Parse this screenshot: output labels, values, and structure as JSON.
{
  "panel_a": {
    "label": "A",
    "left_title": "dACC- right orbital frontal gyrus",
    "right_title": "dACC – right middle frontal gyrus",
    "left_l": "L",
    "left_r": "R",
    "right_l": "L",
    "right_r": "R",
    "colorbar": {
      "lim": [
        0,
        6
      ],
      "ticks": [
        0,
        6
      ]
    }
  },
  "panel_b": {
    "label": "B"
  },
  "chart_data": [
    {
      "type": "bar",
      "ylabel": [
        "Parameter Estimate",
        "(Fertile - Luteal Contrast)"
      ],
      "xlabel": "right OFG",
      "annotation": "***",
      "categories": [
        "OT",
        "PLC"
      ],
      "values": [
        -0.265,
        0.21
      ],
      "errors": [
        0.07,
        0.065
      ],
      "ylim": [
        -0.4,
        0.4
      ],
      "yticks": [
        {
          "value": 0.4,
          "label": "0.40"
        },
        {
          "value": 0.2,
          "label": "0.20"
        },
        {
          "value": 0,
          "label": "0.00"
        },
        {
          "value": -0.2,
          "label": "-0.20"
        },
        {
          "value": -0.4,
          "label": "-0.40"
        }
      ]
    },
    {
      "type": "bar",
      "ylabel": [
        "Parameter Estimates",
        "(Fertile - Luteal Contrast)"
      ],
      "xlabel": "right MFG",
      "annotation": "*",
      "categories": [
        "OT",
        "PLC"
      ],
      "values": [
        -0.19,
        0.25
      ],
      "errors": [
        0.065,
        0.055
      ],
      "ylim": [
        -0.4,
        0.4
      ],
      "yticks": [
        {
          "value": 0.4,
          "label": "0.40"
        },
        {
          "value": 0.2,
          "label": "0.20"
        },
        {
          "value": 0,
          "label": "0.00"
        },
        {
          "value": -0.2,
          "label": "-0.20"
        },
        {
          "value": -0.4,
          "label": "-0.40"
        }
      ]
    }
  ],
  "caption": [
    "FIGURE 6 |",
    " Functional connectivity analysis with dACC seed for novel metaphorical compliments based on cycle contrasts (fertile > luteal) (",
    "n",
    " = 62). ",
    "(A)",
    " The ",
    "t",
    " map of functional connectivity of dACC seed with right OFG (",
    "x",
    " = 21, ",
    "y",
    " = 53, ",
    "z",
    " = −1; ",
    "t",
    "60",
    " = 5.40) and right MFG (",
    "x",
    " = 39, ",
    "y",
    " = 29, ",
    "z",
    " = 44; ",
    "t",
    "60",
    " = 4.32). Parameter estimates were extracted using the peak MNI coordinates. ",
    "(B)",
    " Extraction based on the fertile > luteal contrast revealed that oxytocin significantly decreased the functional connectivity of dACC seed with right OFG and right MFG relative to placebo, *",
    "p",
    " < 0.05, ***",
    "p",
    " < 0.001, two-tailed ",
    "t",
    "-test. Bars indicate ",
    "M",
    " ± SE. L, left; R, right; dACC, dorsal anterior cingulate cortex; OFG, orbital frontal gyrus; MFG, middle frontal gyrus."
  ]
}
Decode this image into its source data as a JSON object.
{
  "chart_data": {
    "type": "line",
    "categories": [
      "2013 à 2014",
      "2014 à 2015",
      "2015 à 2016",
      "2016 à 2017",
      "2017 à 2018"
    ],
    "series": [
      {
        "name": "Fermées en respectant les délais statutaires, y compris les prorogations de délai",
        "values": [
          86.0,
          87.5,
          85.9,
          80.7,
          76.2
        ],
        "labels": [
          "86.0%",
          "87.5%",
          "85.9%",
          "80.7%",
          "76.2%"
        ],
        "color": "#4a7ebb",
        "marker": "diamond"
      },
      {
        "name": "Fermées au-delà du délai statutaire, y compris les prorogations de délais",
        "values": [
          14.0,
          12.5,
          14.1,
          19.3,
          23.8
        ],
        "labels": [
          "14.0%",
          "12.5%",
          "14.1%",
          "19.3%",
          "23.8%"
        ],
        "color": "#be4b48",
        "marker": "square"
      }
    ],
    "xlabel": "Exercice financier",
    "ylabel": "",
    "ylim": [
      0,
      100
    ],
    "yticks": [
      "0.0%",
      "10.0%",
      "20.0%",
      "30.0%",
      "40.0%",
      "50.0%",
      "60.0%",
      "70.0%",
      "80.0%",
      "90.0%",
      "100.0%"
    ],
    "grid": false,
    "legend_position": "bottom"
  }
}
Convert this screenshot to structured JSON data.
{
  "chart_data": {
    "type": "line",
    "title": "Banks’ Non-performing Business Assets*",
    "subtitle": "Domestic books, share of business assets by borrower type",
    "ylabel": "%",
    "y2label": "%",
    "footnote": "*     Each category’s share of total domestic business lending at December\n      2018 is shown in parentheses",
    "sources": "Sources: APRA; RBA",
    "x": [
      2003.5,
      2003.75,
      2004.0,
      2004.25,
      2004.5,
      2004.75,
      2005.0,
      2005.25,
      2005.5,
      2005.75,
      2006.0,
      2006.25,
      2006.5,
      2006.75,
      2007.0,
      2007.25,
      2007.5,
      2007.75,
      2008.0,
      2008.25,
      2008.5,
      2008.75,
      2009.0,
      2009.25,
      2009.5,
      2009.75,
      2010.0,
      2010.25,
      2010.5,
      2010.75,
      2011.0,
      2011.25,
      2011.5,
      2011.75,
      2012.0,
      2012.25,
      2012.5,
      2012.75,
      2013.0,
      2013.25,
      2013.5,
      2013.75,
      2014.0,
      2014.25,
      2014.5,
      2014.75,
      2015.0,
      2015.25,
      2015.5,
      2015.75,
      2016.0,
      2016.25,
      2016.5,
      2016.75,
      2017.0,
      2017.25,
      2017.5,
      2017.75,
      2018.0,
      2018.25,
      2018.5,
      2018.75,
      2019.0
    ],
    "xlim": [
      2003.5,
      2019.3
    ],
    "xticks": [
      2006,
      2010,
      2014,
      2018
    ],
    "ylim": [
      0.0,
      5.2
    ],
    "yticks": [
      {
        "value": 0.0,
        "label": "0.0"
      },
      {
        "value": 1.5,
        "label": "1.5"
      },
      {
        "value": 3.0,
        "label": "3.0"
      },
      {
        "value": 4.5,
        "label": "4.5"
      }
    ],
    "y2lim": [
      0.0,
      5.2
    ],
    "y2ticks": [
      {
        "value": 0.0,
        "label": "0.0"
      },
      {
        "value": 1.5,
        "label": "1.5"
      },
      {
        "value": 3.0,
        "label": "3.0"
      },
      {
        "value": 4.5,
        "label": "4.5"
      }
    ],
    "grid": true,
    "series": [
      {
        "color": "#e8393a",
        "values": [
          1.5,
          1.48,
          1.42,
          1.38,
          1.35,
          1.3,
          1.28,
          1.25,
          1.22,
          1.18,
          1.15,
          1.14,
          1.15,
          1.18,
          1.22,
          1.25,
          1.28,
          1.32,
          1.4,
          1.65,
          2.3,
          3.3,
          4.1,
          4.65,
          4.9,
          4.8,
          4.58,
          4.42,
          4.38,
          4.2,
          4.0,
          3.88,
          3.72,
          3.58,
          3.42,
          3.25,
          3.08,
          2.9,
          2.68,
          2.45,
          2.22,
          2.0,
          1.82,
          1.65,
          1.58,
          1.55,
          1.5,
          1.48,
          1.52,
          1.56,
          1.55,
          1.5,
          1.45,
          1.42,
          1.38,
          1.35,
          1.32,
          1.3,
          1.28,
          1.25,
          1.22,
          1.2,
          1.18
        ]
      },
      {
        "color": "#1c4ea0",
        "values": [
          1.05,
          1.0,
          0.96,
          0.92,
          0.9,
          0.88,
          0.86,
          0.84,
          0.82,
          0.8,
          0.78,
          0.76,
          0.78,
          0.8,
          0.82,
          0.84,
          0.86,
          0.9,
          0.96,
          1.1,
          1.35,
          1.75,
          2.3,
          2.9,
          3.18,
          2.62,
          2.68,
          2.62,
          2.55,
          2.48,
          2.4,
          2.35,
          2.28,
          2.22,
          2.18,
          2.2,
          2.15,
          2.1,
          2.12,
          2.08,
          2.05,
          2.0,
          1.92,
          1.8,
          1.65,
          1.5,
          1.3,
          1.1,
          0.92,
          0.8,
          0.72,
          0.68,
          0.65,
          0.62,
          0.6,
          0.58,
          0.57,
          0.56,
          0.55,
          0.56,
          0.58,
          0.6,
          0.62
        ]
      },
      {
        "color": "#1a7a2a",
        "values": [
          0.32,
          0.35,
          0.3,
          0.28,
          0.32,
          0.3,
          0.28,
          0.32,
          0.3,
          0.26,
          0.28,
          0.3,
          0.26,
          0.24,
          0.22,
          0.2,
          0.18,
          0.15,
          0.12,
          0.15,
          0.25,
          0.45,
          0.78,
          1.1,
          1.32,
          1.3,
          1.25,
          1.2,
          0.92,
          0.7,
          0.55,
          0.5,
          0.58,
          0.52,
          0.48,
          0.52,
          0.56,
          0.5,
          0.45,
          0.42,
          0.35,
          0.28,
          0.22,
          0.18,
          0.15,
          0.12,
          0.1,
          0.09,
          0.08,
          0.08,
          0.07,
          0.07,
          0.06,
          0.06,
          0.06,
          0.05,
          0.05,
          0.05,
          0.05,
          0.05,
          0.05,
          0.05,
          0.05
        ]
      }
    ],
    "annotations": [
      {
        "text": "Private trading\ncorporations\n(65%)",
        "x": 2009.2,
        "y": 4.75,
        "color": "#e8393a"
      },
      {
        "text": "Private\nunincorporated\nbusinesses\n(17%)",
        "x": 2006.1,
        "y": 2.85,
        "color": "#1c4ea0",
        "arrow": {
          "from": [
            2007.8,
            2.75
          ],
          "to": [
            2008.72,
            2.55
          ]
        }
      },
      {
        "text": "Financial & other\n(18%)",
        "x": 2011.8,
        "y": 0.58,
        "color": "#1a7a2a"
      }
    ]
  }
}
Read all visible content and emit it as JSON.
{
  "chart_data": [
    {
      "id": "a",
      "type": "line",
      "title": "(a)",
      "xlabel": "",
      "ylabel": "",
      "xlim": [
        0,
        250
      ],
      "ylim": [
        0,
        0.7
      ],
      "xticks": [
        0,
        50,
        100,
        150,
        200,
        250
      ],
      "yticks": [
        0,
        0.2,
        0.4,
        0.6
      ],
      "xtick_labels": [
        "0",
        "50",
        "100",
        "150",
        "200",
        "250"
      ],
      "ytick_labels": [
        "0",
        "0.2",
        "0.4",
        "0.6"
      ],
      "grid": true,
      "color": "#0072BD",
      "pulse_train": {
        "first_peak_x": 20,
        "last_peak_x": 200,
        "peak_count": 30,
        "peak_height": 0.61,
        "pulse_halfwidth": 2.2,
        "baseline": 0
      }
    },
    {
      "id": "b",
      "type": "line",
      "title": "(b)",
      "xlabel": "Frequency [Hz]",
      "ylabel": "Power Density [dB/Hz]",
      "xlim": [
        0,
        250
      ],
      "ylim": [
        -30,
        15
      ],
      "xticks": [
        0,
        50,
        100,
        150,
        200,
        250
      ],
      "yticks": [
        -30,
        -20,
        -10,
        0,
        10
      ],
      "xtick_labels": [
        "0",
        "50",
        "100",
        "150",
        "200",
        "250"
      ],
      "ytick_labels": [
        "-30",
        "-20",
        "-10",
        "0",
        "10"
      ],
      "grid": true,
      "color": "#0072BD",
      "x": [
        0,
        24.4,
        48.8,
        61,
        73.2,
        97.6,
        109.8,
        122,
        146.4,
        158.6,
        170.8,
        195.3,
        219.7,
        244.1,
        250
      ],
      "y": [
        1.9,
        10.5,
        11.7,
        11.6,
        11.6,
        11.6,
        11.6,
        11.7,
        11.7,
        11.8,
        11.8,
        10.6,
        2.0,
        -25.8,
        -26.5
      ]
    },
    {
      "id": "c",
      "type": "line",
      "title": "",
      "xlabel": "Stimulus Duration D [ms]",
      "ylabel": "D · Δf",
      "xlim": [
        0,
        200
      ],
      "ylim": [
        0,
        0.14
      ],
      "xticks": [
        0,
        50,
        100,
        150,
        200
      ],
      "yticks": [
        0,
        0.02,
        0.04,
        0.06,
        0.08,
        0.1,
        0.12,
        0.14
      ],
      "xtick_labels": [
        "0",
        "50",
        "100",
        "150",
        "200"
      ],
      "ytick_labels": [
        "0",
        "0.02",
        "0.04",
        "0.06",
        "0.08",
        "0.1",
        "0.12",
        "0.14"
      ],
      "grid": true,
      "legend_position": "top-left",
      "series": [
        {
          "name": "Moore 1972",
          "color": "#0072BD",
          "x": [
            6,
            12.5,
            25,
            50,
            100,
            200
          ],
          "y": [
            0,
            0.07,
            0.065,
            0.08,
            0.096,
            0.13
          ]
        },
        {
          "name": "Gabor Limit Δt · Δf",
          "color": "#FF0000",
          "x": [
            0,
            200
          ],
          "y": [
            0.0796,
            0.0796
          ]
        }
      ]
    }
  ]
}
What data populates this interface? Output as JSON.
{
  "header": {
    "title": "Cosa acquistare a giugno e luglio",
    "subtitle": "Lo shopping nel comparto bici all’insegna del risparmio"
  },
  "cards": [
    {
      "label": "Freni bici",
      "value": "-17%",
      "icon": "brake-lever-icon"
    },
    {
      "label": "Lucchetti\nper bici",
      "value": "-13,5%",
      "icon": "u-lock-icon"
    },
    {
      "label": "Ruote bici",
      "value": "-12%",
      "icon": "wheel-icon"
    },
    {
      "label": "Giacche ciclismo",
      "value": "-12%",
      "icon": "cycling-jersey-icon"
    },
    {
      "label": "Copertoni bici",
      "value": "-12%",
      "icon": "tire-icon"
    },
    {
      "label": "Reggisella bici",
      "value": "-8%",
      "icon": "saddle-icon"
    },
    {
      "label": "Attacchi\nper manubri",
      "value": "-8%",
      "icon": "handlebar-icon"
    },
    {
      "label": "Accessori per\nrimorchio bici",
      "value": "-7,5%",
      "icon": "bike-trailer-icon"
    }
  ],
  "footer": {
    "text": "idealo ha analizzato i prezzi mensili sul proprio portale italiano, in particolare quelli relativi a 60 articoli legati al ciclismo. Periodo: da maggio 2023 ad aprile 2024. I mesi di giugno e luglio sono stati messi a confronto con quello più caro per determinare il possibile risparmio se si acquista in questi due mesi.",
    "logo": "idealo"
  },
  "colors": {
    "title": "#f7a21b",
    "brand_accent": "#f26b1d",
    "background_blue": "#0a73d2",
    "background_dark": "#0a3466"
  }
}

--

Return every line above that contains the word "Private".

        "text": "Private trading\ncorporations\n(65%)",
        "text": "Private\nunincorporated\nbusinesses\n(17%)",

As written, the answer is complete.